[Dataset records]

+ + + + + + +

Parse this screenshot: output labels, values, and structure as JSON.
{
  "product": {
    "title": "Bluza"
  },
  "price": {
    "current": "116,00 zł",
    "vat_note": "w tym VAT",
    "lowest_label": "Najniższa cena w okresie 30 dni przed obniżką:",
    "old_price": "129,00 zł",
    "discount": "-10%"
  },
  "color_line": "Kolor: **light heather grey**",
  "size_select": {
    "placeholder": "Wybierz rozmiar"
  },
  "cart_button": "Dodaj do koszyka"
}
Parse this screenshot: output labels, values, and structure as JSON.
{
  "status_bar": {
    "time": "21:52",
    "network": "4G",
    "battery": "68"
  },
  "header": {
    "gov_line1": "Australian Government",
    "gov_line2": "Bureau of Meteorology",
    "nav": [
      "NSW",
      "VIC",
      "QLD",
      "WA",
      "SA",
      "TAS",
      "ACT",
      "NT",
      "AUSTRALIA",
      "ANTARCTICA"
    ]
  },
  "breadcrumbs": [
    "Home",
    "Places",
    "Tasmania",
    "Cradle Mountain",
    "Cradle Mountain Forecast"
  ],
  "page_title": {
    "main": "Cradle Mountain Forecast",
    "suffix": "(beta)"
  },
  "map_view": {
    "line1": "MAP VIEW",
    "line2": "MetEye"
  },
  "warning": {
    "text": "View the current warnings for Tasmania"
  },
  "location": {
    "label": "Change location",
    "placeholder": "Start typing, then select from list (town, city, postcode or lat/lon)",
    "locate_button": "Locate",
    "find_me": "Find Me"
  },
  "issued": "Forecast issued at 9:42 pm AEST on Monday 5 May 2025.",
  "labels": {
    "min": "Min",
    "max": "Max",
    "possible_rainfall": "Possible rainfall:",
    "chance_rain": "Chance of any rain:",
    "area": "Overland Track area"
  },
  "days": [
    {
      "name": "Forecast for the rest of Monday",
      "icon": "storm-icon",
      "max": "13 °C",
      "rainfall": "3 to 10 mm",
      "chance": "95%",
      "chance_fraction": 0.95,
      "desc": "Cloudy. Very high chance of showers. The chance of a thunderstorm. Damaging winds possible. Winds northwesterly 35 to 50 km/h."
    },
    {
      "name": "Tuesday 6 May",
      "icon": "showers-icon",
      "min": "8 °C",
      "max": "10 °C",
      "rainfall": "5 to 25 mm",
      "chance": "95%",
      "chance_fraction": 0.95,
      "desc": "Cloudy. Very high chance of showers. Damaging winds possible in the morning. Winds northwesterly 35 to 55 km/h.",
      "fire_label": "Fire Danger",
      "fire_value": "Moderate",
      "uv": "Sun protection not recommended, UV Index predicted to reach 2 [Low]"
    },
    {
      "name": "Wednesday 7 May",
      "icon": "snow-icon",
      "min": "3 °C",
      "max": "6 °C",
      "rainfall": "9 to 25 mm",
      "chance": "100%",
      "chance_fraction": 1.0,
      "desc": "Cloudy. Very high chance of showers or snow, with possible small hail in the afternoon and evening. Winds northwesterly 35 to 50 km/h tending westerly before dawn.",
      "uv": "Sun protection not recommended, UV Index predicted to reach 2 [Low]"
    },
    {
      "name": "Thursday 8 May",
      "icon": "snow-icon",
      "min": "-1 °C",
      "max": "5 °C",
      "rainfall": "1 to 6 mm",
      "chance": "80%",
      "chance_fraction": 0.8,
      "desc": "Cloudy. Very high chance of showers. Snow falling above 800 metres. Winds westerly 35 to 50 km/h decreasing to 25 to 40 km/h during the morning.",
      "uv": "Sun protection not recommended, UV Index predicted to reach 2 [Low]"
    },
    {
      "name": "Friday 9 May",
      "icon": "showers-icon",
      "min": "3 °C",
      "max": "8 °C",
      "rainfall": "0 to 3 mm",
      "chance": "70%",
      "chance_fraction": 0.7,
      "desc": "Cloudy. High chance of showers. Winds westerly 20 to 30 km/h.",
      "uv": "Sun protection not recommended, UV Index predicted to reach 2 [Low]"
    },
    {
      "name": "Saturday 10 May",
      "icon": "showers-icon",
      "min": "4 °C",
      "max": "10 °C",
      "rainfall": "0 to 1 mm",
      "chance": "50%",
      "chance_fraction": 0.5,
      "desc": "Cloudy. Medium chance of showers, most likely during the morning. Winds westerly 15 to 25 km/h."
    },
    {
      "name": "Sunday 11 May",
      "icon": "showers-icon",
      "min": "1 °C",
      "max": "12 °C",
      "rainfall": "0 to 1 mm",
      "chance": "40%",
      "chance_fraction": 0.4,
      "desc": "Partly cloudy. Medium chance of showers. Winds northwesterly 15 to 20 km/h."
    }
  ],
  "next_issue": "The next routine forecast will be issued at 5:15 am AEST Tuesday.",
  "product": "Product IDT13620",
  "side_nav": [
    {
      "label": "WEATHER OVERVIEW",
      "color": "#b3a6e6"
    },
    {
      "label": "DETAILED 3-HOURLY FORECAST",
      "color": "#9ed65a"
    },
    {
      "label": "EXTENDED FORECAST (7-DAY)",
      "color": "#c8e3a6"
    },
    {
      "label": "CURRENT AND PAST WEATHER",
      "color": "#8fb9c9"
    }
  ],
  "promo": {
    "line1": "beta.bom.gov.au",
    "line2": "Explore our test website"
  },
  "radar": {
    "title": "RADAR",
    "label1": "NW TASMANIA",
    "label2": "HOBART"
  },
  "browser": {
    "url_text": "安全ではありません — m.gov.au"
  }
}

+ + + + + + +

EXERCISE: Give all the entries again exactly; leave none out.

TASK RESULT:
Parse this screenshot: output labels, values, and structure as JSON.
{
  "product": {
    "title": "Bluza"
  },
  "price": {
    "current": "116,00 zł",
    "vat_note": "w tym VAT",
    "lowest_label": "Najniższa cena w okresie 30 dni przed obniżką:",
    "old_price": "129,00 zł",
    "discount": "-10%"
  },
  "color_line": "Kolor: **light heather grey**",
  "size_select": {
    "placeholder": "Wybierz rozmiar"
  },
  "cart_button": "Dodaj do koszyka"
}
Parse this screenshot: output labels, values, and structure as JSON.
{
  "status_bar": {
    "time": "21:52",
    "network": "4G",
    "battery": "68"
  },
  "header": {
    "gov_line1": "Australian Government",
    "gov_line2": "Bureau of Meteorology",
    "nav": [
      "NSW",
      "VIC",
      "QLD",
      "WA",
      "SA",
      "TAS",
      "ACT",
      "NT",
      "AUSTRALIA",
      "ANTARCTICA"
    ]
  },
  "breadcrumbs": [
    "Home",
    "Places",
    "Tasmania",
    "Cradle Mountain",
    "Cradle Mountain Forecast"
  ],
  "page_title": {
    "main": "Cradle Mountain Forecast",
    "suffix": "(beta)"
  },
  "map_view": {
    "line1": "MAP VIEW",
    "line2": "MetEye"
  },
  "warning": {
    "text": "View the current warnings for Tasmania"
  },
  "location": {
    "label": "Change location",
    "placeholder": "Start typing, then select from list (town, city, postcode or lat/lon)",
    "locate_button": "Locate",
    "find_me": "Find Me"
  },
  "issued": "Forecast issued at 9:42 pm AEST on Monday 5 May 2025.",
  "labels": {
    "min": "Min",
    "max": "Max",
    "possible_rainfall": "Possible rainfall:",
    "chance_rain": "Chance of any rain:",
    "area": "Overland Track area"
  },
  "days": [
    {
      "name": "Forecast for the rest of Monday",
      "icon": "storm-icon",
      "max": "13 °C",
      "rainfall": "3 to 10 mm",
      "chance": "95%",
      "chance_fraction": 0.95,
      "desc": "Cloudy. Very high chance of showers. The chance of a thunderstorm. Damaging winds possible. Winds northwesterly 35 to 50 km/h."
    },
    {
      "name": "Tuesday 6 May",
      "icon": "showers-icon",
      "min": "8 °C",
      "max": "10 °C",
      "rainfall": "5 to 25 mm",
      "chance": "95%",
      "chance_fraction": 0.95,
      "desc": "Cloudy. Very high chance of showers. Damaging winds possible in the morning. Winds northwesterly 35 to 55 km/h.",
      "fire_label": "Fire Danger",
      "fire_value": "Moderate",
      "uv": "Sun protection not recommended, UV Index predicted to reach 2 [Low]"
    },
    {
      "name": "Wednesday 7 May",
      "icon": "snow-icon",
      "min": "3 °C",
      "max": "6 °C",
      "rainfall": "9 to 25 mm",
      "chance": "100%",
      "chance_fraction": 1.0,
      "desc": "Cloudy. Very high chance of showers or snow, with possible small hail in the afternoon and evening. Winds northwesterly 35 to 50 km/h tending westerly before dawn.",
      "uv": "Sun protection not recommended, UV Index predicted to reach 2 [Low]"
    },
    {
      "name": "Thursday 8 May",
      "icon": "snow-icon",
      "min": "-1 °C",
      "max": "5 °C",
      "rainfall": "1 to 6 mm",
      "chance": "80%",
      "chance_fraction": 0.8,
      "desc": "Cloudy. Very high chance of showers. Snow falling above 800 metres. Winds westerly 35 to 50 km/h decreasing to 25 to 40 km/h during the morning.",
      "uv": "Sun protection not recommended, UV Index predicted to reach 2 [Low]"
    },
    {
      "name": "Friday 9 May",
      "icon": "showers-icon",
      "min": "3 °C",
      "max": "8 °C",
      "rainfall": "0 to 3 mm",
      "chance": "70%",
      "chance_fraction": 0.7,
      "desc": "Cloudy. High chance of showers. Winds westerly 20 to 30 km/h.",
      "uv": "Sun protection not recommended, UV Index predicted to reach 2 [Low]"
    },
    {
      "name": "Saturday 10 May",
      "icon": "showers-icon",
      "min": "4 °C",
      "max": "10 °C",
      "rainfall": "0 to 1 mm",
      "chance": "50%",
      "chance_fraction": 0.5,
      "desc": "Cloudy. Medium chance of showers, most likely during the morning. Winds westerly 15 to 25 km/h."
    },
    {
      "name": "Sunday 11 May",
      "icon": "showers-icon",
      "min": "1 °C",
      "max": "12 °C",
      "rainfall": "0 to 1 mm",
      "chance": "40%",
      "chance_fraction": 0.4,
      "desc": "Partly cloudy. Medium chance of showers. Winds northwesterly 15 to 20 km/h."
    }
  ],
  "next_issue": "The next routine forecast will be issued at 5:15 am AEST Tuesday.",
  "product": "Product IDT13620",
  "side_nav": [
    {
      "label": "WEATHER OVERVIEW",
      "color": "#b3a6e6"
    },
    {
      "label": "DETAILED 3-HOURLY FORECAST",
      "color": "#9ed65a"
    },
    {
      "label": "EXTENDED FORECAST (7-DAY)",
      "color": "#c8e3a6"
    },
    {
      "label": "CURRENT AND PAST WEATHER",
      "color": "#8fb9c9"
    }
  ],
  "promo": {
    "line1": "beta.bom.gov.au",
    "line2": "Explore our test website"
  },
  "radar": {
    "title": "RADAR",
    "label1": "NW TASMANIA",
    "label2": "HOBART"
  },
  "browser": {
    "url_text": "安全ではありません — m.gov.au"
  }
}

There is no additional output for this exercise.